-- START --

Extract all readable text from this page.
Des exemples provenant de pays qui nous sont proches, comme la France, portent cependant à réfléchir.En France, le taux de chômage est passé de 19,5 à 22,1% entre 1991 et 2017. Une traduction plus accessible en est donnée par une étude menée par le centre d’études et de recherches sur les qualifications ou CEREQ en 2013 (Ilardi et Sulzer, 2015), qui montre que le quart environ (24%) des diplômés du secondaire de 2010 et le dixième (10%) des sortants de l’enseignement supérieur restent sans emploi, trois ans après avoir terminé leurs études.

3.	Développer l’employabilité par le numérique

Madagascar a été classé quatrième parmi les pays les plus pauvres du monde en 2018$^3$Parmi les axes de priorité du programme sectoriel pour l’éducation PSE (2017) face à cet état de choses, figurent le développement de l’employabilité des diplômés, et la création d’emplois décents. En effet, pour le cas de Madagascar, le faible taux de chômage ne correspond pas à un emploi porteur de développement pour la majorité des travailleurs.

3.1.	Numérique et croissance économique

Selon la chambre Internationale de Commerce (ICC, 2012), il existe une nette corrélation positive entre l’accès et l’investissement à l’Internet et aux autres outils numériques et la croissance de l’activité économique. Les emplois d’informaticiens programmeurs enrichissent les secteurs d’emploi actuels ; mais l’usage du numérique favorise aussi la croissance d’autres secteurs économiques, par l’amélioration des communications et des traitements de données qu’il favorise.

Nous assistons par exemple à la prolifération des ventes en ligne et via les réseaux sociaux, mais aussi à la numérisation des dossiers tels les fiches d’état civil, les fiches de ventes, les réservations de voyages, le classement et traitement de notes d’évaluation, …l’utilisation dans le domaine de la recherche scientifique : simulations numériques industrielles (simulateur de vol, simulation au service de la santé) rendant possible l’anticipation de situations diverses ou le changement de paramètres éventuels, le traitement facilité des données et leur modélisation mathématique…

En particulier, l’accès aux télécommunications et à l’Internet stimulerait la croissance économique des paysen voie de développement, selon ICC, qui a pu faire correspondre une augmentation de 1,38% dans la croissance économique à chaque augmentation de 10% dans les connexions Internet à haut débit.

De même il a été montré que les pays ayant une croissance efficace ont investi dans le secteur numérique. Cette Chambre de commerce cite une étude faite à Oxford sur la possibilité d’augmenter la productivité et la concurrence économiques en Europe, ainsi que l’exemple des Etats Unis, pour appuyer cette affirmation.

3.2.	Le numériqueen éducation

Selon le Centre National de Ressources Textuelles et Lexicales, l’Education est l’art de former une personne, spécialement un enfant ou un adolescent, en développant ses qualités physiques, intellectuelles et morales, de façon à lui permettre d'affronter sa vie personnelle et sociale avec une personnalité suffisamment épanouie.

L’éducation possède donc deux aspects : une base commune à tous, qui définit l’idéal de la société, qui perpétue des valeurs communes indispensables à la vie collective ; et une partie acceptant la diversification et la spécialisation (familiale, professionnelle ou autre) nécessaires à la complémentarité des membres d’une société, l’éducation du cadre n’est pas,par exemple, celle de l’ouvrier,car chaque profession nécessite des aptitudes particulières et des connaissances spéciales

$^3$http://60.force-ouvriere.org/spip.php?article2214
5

-- END --

Write each line above out exactly.

THE REPLY>
Extract all readable text from this page.
Des exemples provenant de pays qui nous sont proches, comme la France, portent cependant à réfléchir.En France, le taux de chômage est passé de 19,5 à 22,1% entre 1991 et 2017. Une traduction plus accessible en est donnée par une étude menée par le centre d’études et de recherches sur les qualifications ou CEREQ en 2013 (Ilardi et Sulzer, 2015), qui montre que le quart environ (24%) des diplômés du secondaire de 2010 et le dixième (10%) des sortants de l’enseignement supérieur restent sans emploi, trois ans après avoir terminé leurs études.

3.	Développer l’employabilité par le numérique

Madagascar a été classé quatrième parmi les pays les plus pauvres du monde en 2018$^3$Parmi les axes de priorité du programme sectoriel pour l’éducation PSE (2017) face à cet état de choses, figurent le développement de l’employabilité des diplômés, et la création d’emplois décents. En effet, pour le cas de Madagascar, le faible taux de chômage ne correspond pas à un emploi porteur de développement pour la majorité des travailleurs.

3.1.	Numérique et croissance économique

Selon la chambre Internationale de Commerce (ICC, 2012), il existe une nette corrélation positive entre l’accès et l’investissement à l’Internet et aux autres outils numériques et la croissance de l’activité économique. Les emplois d’informaticiens programmeurs enrichissent les secteurs d’emploi actuels ; mais l’usage du numérique favorise aussi la croissance d’autres secteurs économiques, par l’amélioration des communications et des traitements de données qu’il favorise.

Nous assistons par exemple à la prolifération des ventes en ligne et via les réseaux sociaux, mais aussi à la numérisation des dossiers tels les fiches d’état civil, les fiches de ventes, les réservations de voyages, le classement et traitement de notes d’évaluation, …l’utilisation dans le domaine de la recherche scientifique : simulations numériques industrielles (simulateur de vol, simulation au service de la santé) rendant possible l’anticipation de situations diverses ou le changement de paramètres éventuels, le traitement facilité des données et leur modélisation mathématique…

En particulier, l’accès aux télécommunications et à l’Internet stimulerait la croissance économique des paysen voie de développement, selon ICC, qui a pu faire correspondre une augmentation de 1,38% dans la croissance économique à chaque augmentation de 10% dans les connexions Internet à haut débit.

De même il a été montré que les pays ayant une croissance efficace ont investi dans le secteur numérique. Cette Chambre de commerce cite une étude faite à Oxford sur la possibilité d’augmenter la productivité et la concurrence économiques en Europe, ainsi que l’exemple des Etats Unis, pour appuyer cette affirmation.

3.2.	Le numériqueen éducation

Selon le Centre National de Ressources Textuelles et Lexicales, l’Education est l’art de former une personne, spécialement un enfant ou un adolescent, en développant ses qualités physiques, intellectuelles et morales, de façon à lui permettre d'affronter sa vie personnelle et sociale avec une personnalité suffisamment épanouie.

L’éducation possède donc deux aspects : une base commune à tous, qui définit l’idéal de la société, qui perpétue des valeurs communes indispensables à la vie collective ; et une partie acceptant la diversification et la spécialisation (familiale, professionnelle ou autre) nécessaires à la complémentarité des membres d’une société, l’éducation du cadre n’est pas,par exemple, celle de l’ouvrier,car chaque profession nécessite des aptitudes particulières et des connaissances spéciales

$^3$http://60.force-ouvriere.org/spip.php?article2214
5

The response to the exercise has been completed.